Exactly reproduce each entry, leaving out nothing.

———

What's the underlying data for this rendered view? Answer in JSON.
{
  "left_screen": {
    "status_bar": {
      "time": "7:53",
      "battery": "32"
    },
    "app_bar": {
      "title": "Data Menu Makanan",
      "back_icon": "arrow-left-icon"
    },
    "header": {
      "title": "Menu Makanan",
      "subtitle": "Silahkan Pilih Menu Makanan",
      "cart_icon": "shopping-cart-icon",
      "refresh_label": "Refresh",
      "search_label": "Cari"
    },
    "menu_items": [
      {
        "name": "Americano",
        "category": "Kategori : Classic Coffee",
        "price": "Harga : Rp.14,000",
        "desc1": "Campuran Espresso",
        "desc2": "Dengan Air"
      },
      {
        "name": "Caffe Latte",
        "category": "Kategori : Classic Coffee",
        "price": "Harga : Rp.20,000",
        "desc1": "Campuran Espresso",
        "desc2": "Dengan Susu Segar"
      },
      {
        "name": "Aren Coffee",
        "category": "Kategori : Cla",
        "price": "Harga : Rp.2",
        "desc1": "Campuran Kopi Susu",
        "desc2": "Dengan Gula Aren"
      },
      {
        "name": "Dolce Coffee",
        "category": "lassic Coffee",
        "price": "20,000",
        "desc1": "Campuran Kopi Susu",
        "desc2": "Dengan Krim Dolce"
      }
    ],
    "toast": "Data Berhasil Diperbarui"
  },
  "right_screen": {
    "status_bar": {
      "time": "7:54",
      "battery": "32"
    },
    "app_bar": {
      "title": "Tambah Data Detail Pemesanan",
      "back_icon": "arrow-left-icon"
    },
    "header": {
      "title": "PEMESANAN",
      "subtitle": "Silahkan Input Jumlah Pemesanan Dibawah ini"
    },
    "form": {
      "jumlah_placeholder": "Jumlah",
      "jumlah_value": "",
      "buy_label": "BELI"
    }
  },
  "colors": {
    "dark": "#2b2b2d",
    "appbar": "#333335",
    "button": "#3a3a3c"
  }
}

———

* [Correct output]:
What's the underlying data for this rendered view? Answer in JSON.
{
  "left_screen": {
    "status_bar": {
      "time": "7:53",
      "battery": "32"
    },
    "app_bar": {
      "title": "Data Menu Makanan",
      "back_icon": "arrow-left-icon"
    },
    "header": {
      "title": "Menu Makanan",
      "subtitle": "Silahkan Pilih Menu Makanan",
      "cart_icon": "shopping-cart-icon",
      "refresh_label": "Refresh",
      "search_label": "Cari"
    },
    "menu_items": [
      {
        "name": "Americano",
        "category": "Kategori : Classic Coffee",
        "price": "Harga : Rp.14,000",
        "desc1": "Campuran Espresso",
        "desc2": "Dengan Air"
      },
      {
        "name": "Caffe Latte",
        "category": "Kategori : Classic Coffee",
        "price": "Harga : Rp.20,000",
        "desc1": "Campuran Espresso",
        "desc2": "Dengan Susu Segar"
      },
      {
        "name": "Aren Coffee",
        "category": "Kategori : Cla",
        "price": "Harga : Rp.2",
        "desc1": "Campuran Kopi Susu",
        "desc2": "Dengan Gula Aren"
      },
      {
        "name": "Dolce Coffee",
        "category": "lassic Coffee",
        "price": "20,000",
        "desc1": "Campuran Kopi Susu",
        "desc2": "Dengan Krim Dolce"
      }
    ],
    "toast": "Data Berhasil Diperbarui"
  },
  "right_screen": {
    "status_bar": {
      "time": "7:54",
      "battery": "32"
    },
    "app_bar": {
      "title": "Tambah Data Detail Pemesanan",
      "back_icon": "arrow-left-icon"
    },
    "header": {
      "title": "PEMESANAN",
      "subtitle": "Silahkan Input Jumlah Pemesanan Dibawah ini"
    },
    "form": {
      "jumlah_placeholder": "Jumlah",
      "jumlah_value": "",
      "buy_label": "BELI"
    }
  },
  "colors": {
    "dark": "#2b2b2d",
    "appbar": "#333335",
    "button": "#3a3a3c"
  }
}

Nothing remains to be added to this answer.